Agencies filed M-25-21 compliance plans. Most never operationalized them. Three patterns of compliance theater and why the IG is in the audience.

Agencies filed their M-25-21 compliance plans by September 30, 2025. The plans were posted publicly. The boxes were checked. Leadership signed off. And across federal government, there was a collective exhale: we're compliant.

Except compliance isn't a plan. It's a state. And the distance between filing a plan that describes what you intend to build and actually building it is where most agencies are stuck right now — seven months later, with the 365-day full compliance deadline in the rearview mirror.

The plans described what agencies intended to do. The question is: did they do it? In most cases, no. What they did instead has a name. It's called compliance theater.

Three flavors of compliance theater

Not all compliance failures look the same. Some agencies genuinely tried and fell short on execution. Others performed the motions without the substance. Across federal government, the failures cluster into three patterns.

The aspirational governance board

The compliance plan said: "The agency will establish an AI Governance Board comprising representatives from IT, cybersecurity, data, legal, privacy, and budget." The CAIO was designated. The charter was drafted.

Then nothing happened. The board never met. Or it met once — a kickoff meeting where members introduced themselves, discussed the mandate in general terms, and agreed to reconvene. The reconvening didn't happen. Members had day jobs. Nobody owned the agenda. The charter described a decision-making body, but there were no decisions to make because nobody brought decisions to the table.

This is the most common failure mode. The governance structure exists on paper. It has members, a charter, and a mandate. What it doesn't have is a cadence, an intake process, or a track record of actual governance decisions. An IG auditor will ask for meeting minutes and decision logs. Producing a charter and an attendance sheet from a single kickoff is not the same thing.

The inventory fiction

M-25-21 required agencies to maintain an annually updated AI use case inventory. Most agencies built one. The method was almost universal: the CAIO's office sent an email to every bureau and program office asking teams to self-report their AI use cases.

### TASK 1:
Write out the part of the M-25-21 compliance excerpt that runs from "The plans described" to "into three patterns.", word for word.
The records have no connection to the excerpt about M-25-21 compliance.

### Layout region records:
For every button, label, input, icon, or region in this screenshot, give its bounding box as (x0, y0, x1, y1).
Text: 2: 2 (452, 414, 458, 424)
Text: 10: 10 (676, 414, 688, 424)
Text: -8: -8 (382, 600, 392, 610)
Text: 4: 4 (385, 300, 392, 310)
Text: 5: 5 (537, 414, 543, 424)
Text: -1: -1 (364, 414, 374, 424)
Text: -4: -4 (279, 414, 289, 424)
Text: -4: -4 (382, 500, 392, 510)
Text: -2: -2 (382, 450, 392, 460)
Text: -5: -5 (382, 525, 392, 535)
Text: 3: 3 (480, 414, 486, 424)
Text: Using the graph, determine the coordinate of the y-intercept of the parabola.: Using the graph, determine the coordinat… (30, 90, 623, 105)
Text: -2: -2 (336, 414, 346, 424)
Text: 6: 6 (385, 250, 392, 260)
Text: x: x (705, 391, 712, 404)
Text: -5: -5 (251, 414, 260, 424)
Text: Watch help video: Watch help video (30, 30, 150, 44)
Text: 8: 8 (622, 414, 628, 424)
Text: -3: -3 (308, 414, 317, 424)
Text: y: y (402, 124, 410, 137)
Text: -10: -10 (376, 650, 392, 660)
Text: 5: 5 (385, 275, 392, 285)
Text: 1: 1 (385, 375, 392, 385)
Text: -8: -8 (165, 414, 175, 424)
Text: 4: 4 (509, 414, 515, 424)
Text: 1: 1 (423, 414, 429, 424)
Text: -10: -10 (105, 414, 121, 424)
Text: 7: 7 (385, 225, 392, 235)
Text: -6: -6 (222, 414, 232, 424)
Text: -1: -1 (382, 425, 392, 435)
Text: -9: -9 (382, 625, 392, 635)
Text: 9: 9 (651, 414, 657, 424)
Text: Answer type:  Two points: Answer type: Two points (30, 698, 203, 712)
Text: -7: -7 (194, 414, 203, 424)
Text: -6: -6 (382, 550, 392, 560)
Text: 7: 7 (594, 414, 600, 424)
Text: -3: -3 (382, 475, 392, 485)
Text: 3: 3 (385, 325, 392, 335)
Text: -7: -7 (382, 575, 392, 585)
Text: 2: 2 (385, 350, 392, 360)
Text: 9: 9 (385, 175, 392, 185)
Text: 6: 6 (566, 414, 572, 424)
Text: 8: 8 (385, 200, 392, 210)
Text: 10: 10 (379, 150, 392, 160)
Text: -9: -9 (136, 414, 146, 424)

### TASK 2:
Repeat the layout region records word for word, starting at the first line of the records and ending with the line that contains "Text: 7: 7 (385, 225, 392, 235)".

### WRITTEN RESPONSE 1:
The plans described what agencies intended to do. The question is: did they do it? In most cases, no. What they did instead has a name. It's called compliance theater.

Three flavors of compliance theater

Not all compliance failures look the same. Some agencies genuinely tried and fell short on execution. Others performed the motions without the substance. Across federal government, the failures cluster into three patterns.

### WRITTEN RESPONSE 2:
For every button, label, input, icon, or region in this screenshot, give its bounding box as (x0, y0, x1, y1).
Text: 2: 2 (452, 414, 458, 424)
Text: 10: 10 (676, 414, 688, 424)
Text: -8: -8 (382, 600, 392, 610)
Text: 4: 4 (385, 300, 392, 310)
Text: 5: 5 (537, 414, 543, 424)
Text: -1: -1 (364, 414, 374, 424)
Text: -4: -4 (279, 414, 289, 424)
Text: -4: -4 (382, 500, 392, 510)
Text: -2: -2 (382, 450, 392, 460)
Text: -5: -5 (382, 525, 392, 535)
Text: 3: 3 (480, 414, 486, 424)
Text: Using the graph, determine the coordinate of the y-intercept of the parabola.: Using the graph, determine the coordinat… (30, 90, 623, 105)
Text: -2: -2 (336, 414, 346, 424)
Text: 6: 6 (385, 250, 392, 260)
Text: x: x (705, 391, 712, 404)
Text: -5: -5 (251, 414, 260, 424)
Text: Watch help video: Watch help video (30, 30, 150, 44)
Text: 8: 8 (622, 414, 628, 424)
Text: -3: -3 (308, 414, 317, 424)
Text: y: y (402, 124, 410, 137)
Text: -10: -10 (376, 650, 392, 660)
Text: 5: 5 (385, 275, 392, 285)
Text: 1: 1 (385, 375, 392, 385)
Text: -8: -8 (165, 414, 175, 424)
Text: 4: 4 (509, 414, 515, 424)
Text: 1: 1 (423, 414, 429, 424)
Text: -10: -10 (105, 414, 121, 424)
Text: 7: 7 (385, 225, 392, 235)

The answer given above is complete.